-- START EXCERPTED RECORDS --
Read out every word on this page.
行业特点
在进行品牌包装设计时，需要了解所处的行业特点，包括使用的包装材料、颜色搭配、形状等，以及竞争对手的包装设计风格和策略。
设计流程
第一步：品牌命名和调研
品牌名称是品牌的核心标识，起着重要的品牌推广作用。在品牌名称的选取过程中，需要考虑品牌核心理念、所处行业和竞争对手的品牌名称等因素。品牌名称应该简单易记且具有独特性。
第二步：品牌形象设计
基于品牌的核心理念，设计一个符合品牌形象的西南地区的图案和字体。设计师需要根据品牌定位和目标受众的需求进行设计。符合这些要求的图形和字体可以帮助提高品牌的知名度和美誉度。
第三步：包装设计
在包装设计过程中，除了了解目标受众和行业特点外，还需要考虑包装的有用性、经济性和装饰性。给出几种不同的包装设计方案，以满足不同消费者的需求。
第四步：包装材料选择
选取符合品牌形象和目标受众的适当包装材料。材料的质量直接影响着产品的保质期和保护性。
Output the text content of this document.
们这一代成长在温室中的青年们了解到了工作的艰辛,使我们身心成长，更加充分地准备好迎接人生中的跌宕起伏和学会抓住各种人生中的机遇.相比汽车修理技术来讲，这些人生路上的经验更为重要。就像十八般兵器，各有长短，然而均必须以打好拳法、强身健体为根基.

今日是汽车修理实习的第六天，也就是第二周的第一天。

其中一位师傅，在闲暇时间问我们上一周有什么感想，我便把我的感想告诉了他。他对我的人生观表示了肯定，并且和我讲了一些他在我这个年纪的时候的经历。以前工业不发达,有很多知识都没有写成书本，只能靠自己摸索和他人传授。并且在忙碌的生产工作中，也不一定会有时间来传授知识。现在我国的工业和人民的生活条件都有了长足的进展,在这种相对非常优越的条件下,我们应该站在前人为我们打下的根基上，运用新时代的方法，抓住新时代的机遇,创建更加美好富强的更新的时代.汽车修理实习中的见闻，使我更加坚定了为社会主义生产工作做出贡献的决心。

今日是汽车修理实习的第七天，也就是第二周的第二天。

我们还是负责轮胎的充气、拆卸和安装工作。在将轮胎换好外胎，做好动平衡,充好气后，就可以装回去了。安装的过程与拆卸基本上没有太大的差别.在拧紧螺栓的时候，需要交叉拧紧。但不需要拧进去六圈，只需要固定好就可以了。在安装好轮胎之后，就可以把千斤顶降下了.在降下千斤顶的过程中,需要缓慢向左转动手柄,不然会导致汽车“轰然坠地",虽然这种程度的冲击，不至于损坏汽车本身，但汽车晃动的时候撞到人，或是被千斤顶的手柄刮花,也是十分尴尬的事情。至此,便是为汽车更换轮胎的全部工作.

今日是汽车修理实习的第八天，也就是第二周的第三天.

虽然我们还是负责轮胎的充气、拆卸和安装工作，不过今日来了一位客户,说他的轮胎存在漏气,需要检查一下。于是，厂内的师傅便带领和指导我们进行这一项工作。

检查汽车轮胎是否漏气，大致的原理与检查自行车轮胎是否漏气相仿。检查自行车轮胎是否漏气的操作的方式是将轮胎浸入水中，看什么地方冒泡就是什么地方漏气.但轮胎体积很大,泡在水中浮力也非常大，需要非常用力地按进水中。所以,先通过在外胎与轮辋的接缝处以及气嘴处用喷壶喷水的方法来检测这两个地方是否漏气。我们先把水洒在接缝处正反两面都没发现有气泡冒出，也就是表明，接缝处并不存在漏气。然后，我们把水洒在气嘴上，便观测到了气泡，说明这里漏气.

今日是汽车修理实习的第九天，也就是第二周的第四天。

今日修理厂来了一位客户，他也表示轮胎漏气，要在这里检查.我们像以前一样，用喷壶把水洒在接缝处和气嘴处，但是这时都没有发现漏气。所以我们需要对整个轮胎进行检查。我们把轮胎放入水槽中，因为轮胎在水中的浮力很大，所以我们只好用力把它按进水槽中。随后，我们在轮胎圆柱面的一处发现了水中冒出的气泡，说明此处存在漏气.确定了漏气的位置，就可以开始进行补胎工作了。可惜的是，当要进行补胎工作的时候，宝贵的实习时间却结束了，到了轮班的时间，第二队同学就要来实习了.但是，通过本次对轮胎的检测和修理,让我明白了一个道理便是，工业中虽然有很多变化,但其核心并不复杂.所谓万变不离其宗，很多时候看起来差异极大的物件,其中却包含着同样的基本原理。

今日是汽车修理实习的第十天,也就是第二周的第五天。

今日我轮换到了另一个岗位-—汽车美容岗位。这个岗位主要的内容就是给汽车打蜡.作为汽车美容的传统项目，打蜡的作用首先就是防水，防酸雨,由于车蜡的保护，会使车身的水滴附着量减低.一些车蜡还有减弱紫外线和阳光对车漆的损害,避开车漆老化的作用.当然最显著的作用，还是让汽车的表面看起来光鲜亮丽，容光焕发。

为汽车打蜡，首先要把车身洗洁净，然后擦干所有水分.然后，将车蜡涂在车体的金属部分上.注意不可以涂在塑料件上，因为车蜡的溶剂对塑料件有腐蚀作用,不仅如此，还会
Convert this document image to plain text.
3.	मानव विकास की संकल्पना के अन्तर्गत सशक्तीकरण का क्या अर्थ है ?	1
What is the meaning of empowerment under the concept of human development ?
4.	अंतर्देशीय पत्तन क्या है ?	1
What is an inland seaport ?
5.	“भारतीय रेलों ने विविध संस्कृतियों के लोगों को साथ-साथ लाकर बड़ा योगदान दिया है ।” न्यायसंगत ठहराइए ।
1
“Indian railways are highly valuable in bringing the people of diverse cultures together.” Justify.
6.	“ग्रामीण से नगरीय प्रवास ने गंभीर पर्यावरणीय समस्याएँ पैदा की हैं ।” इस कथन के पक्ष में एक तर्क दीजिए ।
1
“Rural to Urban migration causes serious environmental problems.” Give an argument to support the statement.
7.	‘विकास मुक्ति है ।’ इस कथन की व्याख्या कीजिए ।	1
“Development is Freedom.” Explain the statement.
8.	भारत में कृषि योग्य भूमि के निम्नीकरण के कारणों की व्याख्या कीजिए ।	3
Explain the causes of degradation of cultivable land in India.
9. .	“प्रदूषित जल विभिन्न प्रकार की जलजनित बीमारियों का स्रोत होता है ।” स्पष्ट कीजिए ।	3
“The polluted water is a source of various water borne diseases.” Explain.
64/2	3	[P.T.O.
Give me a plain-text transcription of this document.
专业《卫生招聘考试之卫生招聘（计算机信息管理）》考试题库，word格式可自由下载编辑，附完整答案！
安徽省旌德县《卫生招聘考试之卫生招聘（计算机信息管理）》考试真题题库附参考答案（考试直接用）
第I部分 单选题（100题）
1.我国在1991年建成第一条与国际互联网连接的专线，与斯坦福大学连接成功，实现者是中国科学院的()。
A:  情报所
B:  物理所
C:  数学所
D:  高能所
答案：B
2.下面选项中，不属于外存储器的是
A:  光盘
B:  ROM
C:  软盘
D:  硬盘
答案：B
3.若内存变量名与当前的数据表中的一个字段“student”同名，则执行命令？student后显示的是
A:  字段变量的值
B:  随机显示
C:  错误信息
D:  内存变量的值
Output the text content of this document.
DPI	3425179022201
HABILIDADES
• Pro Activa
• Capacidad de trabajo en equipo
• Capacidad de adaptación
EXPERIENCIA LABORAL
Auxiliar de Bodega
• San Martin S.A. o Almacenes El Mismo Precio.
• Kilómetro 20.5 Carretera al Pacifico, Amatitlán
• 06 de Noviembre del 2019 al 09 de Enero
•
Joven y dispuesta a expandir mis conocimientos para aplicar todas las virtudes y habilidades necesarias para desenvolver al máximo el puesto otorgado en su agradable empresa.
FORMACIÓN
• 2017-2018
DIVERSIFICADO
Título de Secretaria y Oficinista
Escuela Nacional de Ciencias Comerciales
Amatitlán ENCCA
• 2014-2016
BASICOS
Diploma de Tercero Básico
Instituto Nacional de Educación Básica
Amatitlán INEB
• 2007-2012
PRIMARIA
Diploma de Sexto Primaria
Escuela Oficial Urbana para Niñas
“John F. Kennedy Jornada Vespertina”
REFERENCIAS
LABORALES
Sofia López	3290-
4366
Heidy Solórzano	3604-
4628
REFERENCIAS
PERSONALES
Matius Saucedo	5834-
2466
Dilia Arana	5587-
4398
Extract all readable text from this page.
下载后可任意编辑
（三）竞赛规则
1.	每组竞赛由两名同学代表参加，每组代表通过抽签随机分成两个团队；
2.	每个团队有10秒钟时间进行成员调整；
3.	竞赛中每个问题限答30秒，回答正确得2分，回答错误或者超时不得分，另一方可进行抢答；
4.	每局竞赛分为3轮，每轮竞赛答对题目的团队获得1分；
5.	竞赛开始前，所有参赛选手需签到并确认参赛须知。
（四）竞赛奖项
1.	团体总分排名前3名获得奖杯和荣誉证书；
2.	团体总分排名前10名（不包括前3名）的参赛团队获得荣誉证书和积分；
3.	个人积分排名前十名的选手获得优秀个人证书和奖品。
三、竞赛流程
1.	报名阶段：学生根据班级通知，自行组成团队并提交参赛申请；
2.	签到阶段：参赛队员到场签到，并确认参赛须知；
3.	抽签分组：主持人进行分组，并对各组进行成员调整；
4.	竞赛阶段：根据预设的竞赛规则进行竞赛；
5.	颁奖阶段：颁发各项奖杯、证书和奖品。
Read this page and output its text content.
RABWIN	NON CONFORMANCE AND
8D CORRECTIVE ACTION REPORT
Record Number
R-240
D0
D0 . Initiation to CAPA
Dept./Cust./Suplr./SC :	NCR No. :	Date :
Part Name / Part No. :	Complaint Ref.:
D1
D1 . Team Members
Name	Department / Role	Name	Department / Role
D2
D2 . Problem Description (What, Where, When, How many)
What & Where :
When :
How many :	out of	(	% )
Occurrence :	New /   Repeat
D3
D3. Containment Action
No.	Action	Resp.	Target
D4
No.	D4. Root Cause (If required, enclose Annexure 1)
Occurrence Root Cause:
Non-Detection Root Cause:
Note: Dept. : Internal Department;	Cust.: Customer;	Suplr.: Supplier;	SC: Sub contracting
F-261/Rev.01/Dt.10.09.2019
-- END EXCERPTED RECORDS --
■ **TASK OBJECTIVE**: Every line containing the string "Where" must be listed.

■ **WRITTEN SOLUTION**:
D2 . Problem Description (What, Where, When, How many)
What & Where :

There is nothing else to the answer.